§ REQUIRED TASK
Find and copy lines holding "Verifications".
## begin MATERIAL SHOWN
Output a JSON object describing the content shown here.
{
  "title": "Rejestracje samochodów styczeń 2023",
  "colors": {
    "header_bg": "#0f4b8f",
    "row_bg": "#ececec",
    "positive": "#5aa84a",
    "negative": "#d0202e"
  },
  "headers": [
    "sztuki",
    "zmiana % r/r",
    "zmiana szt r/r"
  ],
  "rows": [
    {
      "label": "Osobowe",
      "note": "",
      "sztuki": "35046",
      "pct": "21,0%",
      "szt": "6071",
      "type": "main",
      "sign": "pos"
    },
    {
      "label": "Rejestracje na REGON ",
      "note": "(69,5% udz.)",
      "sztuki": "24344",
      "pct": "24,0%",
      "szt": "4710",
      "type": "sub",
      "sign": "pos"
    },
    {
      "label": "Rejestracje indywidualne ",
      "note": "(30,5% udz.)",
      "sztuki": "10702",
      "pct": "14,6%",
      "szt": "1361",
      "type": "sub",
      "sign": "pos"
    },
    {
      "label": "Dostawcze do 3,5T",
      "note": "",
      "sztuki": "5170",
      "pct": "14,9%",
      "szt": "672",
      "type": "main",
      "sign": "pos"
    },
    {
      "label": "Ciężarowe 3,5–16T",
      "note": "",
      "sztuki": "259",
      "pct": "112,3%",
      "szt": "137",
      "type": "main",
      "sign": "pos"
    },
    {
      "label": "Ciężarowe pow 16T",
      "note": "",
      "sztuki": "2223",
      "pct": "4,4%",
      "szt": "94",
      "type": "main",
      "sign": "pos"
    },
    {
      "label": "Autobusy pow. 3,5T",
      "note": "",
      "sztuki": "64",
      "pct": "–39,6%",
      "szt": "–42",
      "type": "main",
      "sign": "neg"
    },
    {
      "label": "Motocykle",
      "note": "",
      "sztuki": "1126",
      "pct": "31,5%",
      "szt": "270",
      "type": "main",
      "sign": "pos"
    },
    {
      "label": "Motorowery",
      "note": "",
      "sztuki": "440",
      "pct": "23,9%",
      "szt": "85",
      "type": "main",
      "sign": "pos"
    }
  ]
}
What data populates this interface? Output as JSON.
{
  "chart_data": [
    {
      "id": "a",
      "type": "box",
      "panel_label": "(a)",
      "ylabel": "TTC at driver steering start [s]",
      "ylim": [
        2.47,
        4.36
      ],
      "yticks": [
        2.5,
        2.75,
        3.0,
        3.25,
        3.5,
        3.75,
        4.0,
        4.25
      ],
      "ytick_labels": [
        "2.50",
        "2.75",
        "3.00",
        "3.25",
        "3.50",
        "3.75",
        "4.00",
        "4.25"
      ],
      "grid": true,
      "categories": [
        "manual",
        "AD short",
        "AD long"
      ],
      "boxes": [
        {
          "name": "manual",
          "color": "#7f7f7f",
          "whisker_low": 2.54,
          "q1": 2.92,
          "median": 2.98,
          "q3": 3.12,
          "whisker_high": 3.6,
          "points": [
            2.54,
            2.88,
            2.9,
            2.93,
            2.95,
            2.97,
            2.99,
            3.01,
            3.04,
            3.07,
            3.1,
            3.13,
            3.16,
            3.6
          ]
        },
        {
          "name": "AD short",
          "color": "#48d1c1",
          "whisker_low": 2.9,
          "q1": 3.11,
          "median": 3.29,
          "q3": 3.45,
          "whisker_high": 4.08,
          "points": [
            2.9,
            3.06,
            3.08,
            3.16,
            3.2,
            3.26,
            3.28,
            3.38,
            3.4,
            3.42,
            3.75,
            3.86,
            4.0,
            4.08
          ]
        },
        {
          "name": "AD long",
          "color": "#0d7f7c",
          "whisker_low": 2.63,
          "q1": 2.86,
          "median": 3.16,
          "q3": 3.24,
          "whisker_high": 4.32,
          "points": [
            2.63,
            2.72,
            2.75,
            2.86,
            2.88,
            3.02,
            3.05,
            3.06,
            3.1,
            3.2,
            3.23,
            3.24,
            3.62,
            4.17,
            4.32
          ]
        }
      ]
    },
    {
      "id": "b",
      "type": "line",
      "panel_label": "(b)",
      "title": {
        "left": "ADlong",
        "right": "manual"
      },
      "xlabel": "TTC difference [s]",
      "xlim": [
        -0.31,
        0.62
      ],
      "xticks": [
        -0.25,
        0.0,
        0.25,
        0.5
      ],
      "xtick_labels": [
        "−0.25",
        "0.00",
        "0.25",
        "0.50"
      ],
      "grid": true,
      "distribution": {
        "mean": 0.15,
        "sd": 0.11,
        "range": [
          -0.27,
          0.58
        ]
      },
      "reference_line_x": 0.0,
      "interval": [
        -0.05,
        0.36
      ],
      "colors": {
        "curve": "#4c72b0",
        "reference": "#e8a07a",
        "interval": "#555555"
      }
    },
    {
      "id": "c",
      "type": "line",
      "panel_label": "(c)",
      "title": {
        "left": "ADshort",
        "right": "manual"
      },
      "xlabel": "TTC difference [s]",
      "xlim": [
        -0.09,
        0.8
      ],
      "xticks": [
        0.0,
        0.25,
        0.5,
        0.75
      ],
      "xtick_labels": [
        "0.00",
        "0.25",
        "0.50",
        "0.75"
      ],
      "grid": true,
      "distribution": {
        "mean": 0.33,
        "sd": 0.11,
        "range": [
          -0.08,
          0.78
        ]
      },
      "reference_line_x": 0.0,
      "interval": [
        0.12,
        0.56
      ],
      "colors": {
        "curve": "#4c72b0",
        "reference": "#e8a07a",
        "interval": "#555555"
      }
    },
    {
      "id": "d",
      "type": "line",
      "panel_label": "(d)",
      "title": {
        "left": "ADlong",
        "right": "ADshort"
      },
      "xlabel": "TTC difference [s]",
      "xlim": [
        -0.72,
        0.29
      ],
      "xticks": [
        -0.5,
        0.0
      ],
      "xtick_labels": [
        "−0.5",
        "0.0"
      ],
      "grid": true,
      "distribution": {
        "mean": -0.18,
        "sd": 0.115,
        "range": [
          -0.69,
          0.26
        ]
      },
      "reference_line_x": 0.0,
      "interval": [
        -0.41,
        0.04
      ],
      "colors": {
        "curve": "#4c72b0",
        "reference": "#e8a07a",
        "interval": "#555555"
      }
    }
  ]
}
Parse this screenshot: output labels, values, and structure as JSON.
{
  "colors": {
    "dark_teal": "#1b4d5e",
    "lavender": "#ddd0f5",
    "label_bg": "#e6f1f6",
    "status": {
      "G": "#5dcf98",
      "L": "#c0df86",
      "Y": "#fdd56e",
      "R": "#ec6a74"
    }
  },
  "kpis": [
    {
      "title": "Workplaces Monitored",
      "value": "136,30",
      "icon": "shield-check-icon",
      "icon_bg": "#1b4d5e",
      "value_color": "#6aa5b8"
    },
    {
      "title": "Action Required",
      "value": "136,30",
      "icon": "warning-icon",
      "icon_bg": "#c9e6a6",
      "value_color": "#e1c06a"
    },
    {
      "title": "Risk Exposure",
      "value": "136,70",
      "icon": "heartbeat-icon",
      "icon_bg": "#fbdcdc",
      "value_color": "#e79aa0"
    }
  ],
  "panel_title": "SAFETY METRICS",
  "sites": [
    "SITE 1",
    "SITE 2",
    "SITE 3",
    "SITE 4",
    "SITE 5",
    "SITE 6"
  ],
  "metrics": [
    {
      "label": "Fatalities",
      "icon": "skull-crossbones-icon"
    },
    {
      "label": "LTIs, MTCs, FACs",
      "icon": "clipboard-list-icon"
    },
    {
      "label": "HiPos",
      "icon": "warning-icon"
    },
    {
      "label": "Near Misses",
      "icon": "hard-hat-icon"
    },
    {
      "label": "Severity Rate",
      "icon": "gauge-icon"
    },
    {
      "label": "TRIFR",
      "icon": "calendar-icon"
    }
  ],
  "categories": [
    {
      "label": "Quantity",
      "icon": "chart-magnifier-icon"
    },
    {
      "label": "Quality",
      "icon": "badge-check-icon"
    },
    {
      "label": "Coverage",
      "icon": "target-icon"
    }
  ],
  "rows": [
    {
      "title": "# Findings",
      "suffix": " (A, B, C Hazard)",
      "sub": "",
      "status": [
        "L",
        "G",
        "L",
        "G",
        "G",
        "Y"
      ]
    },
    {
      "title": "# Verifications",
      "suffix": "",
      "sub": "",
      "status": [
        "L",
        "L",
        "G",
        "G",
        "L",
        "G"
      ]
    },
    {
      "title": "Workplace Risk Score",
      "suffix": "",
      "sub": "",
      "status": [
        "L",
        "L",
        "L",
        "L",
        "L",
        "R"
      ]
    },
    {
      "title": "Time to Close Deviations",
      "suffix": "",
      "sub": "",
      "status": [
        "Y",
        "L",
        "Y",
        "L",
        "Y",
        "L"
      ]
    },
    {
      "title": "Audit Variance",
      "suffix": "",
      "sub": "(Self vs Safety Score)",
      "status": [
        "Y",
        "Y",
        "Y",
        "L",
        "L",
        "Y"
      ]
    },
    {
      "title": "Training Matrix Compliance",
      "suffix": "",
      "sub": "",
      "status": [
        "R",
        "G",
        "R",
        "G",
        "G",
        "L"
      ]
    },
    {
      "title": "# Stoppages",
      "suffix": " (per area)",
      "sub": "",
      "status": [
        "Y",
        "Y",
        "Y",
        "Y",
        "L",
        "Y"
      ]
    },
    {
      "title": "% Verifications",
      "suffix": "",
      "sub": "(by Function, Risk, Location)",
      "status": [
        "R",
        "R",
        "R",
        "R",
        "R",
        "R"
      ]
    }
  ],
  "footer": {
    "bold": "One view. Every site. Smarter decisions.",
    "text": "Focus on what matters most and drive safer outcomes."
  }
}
## end MATERIAL SHOWN
§ EXPECTED OUTPUT
      "title": "# Verifications",
      "title": "% Verifications",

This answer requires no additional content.